• The request: Every line of the material that follows must be printed again exactly.

Stored records:
□ □ □ □ □
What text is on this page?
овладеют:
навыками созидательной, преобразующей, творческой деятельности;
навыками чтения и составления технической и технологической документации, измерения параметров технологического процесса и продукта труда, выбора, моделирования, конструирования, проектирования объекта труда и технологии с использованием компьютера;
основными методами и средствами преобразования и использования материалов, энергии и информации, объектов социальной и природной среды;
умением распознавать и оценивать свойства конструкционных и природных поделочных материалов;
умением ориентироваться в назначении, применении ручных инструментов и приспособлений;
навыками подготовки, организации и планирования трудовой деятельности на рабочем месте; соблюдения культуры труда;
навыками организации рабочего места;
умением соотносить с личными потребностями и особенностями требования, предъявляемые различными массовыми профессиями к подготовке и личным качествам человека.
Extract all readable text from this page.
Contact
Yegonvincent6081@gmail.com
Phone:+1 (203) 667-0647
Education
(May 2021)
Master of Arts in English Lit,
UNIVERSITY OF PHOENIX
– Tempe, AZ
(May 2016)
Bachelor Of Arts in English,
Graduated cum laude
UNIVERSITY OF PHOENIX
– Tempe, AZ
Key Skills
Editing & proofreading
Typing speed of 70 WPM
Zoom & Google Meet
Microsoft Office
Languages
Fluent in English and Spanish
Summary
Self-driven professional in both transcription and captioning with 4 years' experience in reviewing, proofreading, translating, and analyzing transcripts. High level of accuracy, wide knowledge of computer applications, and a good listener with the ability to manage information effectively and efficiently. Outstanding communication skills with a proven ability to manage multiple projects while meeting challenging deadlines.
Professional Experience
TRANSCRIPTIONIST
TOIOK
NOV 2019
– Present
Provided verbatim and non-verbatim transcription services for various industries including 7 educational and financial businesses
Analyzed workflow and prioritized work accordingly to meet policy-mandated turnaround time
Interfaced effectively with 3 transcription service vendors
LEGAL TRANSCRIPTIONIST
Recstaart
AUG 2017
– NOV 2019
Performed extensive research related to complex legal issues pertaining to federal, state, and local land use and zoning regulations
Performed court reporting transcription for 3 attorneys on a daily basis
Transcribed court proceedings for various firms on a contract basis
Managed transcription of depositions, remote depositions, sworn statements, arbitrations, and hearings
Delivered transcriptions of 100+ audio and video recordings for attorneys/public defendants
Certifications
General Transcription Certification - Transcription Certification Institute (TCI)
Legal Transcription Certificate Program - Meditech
□ □ □ □ □
• Exercise response:
What text is on this page?
овладеют:
навыками созидательной, преобразующей, творческой деятельности;
навыками чтения и составления технической и технологической документации, измерения параметров технологического процесса и продукта труда, выбора, моделирования, конструирования, проектирования объекта труда и технологии с использованием компьютера;
основными методами и средствами преобразования и использования материалов, энергии и информации, объектов социальной и природной среды;
умением распознавать и оценивать свойства конструкционных и природных поделочных материалов;
умением ориентироваться в назначении, применении ручных инструментов и приспособлений;
навыками подготовки, организации и планирования трудовой деятельности на рабочем месте; соблюдения культуры труда;
навыками организации рабочего места;
умением соотносить с личными потребностями и особенностями требования, предъявляемые различными массовыми профессиями к подготовке и личным качествам человека.
Extract all readable text from this page.
Contact
Yegonvincent6081@gmail.com
Phone:+1 (203) 667-0647
Education
(May 2021)
Master of Arts in English Lit,
UNIVERSITY OF PHOENIX
– Tempe, AZ
(May 2016)
Bachelor Of Arts in English,
Graduated cum laude
UNIVERSITY OF PHOENIX
– Tempe, AZ
Key Skills
Editing & proofreading
Typing speed of 70 WPM
Zoom & Google Meet
Microsoft Office
Languages
Fluent in English and Spanish
Summary
Self-driven professional in both transcription and captioning with 4 years' experience in reviewing, proofreading, translating, and analyzing transcripts. High level of accuracy, wide knowledge of computer applications, and a good listener with the ability to manage information effectively and efficiently. Outstanding communication skills with a proven ability to manage multiple projects while meeting challenging deadlines.
Professional Experience
TRANSCRIPTIONIST
TOIOK
NOV 2019
– Present
Provided verbatim and non-verbatim transcription services for various industries including 7 educational and financial businesses
Analyzed workflow and prioritized work accordingly to meet policy-mandated turnaround time
Interfaced effectively with 3 transcription service vendors
LEGAL TRANSCRIPTIONIST
Recstaart
AUG 2017
– NOV 2019
Performed extensive research related to complex legal issues pertaining to federal, state, and local land use and zoning regulations
Performed court reporting transcription for 3 attorneys on a daily basis
Transcribed court proceedings for various firms on a contract basis
Managed transcription of depositions, remote depositions, sworn statements, arbitrations, and hearings
Delivered transcriptions of 100+ audio and video recordings for attorneys/public defendants
Certifications
General Transcription Certification - Transcription Certification Institute (TCI)
Legal Transcription Certificate Program - Meditech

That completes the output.